## Direction:
Locate every line that holds the string "location" and copy it.
__________
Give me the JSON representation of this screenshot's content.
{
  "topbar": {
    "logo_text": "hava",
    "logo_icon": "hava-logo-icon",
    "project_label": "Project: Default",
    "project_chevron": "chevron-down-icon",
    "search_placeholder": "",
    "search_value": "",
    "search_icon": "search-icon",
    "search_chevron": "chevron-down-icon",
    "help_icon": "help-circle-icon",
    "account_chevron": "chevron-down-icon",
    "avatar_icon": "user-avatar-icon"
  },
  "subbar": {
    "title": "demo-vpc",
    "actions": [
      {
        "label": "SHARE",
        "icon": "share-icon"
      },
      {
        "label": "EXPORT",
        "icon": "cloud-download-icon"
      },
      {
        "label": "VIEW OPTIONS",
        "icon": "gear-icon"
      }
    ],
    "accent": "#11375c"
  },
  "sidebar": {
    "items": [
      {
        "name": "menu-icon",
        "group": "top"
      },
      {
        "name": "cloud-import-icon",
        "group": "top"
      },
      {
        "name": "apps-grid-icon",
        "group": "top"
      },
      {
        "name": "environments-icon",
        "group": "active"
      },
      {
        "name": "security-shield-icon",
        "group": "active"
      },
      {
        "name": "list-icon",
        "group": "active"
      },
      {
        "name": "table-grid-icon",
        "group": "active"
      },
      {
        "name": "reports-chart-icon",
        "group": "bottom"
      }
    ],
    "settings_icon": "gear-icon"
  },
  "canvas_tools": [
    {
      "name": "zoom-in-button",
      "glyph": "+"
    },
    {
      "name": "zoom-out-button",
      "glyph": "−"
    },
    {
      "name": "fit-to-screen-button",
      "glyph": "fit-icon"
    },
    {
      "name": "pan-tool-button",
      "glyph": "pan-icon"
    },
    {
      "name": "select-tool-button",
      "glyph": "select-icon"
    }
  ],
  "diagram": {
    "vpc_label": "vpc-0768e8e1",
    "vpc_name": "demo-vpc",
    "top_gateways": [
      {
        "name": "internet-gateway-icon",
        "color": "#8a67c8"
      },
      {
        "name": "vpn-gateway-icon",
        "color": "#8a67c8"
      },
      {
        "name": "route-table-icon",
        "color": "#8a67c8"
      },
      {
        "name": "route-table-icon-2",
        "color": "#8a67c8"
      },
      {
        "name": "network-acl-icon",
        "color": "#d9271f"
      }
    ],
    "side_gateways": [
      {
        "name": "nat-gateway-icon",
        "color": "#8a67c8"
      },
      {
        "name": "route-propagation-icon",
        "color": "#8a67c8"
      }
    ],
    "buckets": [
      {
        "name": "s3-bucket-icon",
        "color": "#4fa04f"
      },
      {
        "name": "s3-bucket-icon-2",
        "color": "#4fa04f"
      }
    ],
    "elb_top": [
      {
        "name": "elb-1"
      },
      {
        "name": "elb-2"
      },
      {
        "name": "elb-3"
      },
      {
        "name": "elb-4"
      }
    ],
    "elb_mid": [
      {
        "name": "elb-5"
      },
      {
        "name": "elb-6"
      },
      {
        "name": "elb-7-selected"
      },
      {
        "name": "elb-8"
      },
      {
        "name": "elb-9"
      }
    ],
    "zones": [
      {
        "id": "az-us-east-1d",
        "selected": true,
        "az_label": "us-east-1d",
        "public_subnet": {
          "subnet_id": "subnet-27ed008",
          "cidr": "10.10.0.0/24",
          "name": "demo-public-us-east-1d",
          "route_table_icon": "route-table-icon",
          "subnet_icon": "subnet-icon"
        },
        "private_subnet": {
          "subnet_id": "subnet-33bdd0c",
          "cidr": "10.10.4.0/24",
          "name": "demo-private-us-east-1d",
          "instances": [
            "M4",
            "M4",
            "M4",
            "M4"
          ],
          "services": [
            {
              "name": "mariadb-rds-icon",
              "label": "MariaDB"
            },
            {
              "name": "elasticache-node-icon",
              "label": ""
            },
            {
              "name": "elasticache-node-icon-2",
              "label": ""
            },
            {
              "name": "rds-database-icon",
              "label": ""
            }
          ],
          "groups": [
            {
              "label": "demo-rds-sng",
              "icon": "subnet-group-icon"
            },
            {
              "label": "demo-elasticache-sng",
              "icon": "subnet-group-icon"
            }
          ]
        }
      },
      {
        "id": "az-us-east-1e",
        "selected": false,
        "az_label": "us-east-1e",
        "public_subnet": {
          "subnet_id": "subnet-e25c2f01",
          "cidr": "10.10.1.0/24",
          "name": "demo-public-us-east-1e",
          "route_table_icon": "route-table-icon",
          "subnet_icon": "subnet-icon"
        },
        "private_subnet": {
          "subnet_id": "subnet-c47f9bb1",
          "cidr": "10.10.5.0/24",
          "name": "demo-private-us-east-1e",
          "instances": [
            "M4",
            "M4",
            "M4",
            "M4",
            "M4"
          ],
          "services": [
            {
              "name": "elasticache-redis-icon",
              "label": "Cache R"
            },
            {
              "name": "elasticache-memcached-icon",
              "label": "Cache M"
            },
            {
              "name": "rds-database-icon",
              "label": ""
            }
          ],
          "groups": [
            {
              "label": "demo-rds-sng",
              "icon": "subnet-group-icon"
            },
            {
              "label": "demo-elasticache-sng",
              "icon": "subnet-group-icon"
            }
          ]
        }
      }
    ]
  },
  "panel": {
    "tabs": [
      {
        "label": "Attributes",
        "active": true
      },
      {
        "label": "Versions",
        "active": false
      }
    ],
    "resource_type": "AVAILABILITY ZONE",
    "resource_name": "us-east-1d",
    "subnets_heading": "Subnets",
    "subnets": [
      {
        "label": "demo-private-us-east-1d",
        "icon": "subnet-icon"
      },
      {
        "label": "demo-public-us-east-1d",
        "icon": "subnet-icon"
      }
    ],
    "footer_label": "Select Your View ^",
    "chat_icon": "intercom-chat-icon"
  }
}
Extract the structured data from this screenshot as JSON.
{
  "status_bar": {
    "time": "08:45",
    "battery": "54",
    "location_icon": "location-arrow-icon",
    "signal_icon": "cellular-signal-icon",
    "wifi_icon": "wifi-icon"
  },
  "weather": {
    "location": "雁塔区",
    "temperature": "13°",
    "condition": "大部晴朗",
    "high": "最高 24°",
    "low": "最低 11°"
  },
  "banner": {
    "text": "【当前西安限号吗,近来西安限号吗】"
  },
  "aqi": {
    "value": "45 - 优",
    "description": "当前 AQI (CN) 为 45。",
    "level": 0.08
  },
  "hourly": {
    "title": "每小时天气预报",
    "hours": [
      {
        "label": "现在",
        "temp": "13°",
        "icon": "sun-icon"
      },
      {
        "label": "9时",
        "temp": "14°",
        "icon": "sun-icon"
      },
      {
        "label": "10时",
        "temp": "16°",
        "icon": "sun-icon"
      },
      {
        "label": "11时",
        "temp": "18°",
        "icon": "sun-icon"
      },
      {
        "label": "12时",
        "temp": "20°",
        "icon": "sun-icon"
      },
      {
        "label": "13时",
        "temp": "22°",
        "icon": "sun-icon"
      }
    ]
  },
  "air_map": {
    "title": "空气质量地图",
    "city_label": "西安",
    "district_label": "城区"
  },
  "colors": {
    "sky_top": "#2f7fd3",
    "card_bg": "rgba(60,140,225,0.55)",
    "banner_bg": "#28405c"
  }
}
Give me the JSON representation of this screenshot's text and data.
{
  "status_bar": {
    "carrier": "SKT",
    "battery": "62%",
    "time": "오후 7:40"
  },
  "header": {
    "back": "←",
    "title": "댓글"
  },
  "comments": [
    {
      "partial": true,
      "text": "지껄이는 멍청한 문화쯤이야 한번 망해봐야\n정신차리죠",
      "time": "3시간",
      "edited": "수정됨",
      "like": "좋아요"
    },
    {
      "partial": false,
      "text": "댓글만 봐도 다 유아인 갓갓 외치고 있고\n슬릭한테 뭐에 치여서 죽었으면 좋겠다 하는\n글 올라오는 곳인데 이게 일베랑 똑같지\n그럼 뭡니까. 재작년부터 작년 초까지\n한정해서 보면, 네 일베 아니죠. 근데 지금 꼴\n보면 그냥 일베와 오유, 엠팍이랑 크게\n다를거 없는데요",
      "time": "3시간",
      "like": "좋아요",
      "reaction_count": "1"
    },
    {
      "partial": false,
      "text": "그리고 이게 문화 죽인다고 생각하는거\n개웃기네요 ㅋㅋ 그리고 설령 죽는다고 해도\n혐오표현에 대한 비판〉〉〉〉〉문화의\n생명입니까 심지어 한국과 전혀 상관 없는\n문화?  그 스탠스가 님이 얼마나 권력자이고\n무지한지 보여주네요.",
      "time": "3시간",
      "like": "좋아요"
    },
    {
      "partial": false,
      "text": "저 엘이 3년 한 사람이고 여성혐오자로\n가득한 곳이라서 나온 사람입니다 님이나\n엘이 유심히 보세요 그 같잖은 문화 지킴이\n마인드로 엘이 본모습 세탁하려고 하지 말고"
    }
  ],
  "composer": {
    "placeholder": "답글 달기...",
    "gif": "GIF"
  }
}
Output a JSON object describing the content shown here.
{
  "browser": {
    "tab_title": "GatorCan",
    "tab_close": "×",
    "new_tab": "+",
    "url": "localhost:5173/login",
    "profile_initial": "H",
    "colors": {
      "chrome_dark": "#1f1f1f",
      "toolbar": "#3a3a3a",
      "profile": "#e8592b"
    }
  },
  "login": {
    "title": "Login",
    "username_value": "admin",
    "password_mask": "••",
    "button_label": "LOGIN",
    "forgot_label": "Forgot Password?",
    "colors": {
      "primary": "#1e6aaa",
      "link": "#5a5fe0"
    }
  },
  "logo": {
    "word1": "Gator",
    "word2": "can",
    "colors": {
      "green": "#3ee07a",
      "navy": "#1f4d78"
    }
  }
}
__________
## Reply:
    "location_icon": "location-arrow-icon",
    "location": "雁塔区",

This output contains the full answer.